## RECORDS FOR THE EXERCISE
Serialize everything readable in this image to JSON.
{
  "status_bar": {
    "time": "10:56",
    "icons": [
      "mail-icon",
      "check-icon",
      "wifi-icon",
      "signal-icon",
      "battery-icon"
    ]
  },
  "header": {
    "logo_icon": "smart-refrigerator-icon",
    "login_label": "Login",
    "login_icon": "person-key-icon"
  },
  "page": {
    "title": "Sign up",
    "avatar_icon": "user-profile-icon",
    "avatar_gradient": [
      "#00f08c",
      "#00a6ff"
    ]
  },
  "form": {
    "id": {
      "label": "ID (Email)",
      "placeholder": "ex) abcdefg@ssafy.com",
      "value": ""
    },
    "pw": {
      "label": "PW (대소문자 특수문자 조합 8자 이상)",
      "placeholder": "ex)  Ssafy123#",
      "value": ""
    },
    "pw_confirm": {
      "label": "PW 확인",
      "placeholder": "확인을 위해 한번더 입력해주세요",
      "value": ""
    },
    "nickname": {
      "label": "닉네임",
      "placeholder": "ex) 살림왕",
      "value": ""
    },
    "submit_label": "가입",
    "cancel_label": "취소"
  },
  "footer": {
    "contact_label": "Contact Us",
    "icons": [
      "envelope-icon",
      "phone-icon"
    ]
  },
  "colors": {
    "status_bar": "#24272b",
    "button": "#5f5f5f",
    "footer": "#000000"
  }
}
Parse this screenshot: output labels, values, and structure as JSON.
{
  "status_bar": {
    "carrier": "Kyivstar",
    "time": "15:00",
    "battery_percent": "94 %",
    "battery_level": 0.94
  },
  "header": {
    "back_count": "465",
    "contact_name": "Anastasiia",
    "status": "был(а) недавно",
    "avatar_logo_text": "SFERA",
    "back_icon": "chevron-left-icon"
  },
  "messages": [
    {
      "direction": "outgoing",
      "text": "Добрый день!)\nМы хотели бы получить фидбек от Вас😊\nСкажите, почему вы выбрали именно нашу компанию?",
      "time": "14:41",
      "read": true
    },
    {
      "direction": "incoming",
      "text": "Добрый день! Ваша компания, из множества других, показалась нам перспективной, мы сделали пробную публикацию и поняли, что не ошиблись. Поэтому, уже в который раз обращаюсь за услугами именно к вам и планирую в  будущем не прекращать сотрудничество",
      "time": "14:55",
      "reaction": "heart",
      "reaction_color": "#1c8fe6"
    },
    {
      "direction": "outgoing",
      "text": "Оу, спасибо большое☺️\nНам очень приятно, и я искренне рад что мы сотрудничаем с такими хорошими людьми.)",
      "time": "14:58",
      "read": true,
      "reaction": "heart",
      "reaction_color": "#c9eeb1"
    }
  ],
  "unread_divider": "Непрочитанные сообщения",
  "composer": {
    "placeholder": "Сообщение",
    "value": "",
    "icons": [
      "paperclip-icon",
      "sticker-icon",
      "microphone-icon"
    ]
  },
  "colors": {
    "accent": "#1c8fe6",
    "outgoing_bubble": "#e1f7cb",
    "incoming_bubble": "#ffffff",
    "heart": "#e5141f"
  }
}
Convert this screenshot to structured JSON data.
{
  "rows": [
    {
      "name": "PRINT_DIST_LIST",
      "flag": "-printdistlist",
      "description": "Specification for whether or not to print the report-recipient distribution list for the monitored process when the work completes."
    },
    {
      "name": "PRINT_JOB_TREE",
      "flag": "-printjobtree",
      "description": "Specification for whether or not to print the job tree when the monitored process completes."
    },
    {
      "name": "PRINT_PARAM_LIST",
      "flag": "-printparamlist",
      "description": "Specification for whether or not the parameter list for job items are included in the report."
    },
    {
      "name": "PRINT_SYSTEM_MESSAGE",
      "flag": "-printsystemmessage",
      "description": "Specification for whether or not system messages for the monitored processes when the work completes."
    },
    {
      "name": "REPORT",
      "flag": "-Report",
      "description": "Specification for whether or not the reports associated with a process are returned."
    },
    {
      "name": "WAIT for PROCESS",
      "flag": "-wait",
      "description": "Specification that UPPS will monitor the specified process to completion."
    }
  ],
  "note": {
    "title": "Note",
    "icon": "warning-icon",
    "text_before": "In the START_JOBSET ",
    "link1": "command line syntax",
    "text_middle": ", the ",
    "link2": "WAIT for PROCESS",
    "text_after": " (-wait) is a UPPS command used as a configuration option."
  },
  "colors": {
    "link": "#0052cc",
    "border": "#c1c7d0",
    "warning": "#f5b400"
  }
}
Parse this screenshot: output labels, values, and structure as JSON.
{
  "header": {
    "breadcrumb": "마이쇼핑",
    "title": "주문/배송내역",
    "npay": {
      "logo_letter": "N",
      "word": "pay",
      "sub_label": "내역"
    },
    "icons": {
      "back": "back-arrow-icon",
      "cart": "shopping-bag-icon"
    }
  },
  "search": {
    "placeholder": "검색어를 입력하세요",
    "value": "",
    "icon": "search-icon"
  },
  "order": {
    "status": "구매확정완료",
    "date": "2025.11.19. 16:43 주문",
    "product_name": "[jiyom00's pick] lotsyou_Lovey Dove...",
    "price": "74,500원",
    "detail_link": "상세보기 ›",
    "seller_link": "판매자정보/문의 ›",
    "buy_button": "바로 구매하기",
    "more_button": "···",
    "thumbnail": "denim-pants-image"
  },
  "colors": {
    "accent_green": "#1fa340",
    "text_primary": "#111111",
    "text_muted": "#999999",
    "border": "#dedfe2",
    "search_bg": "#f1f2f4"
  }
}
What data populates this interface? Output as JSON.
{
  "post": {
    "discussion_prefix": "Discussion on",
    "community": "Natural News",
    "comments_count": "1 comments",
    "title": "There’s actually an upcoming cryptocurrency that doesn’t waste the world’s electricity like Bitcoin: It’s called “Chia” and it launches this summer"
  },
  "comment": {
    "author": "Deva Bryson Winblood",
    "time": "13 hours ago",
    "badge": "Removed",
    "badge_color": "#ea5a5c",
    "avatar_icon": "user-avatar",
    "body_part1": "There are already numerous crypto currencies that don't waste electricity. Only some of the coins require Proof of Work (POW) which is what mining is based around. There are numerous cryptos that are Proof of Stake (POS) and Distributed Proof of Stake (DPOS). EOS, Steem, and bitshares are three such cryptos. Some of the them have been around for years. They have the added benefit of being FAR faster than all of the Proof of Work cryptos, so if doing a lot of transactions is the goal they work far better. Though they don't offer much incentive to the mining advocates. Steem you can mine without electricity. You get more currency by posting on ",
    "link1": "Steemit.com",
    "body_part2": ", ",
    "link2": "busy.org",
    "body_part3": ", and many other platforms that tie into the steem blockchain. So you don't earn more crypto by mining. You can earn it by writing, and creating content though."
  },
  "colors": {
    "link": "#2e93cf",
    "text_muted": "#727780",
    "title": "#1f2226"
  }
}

## THE REQUEST
Copy out the lines in which the string "data" appears.

## SOLUTION FOR THIS EXERCISE
Convert this screenshot to structured JSON data.
What data populates this interface? Output as JSON.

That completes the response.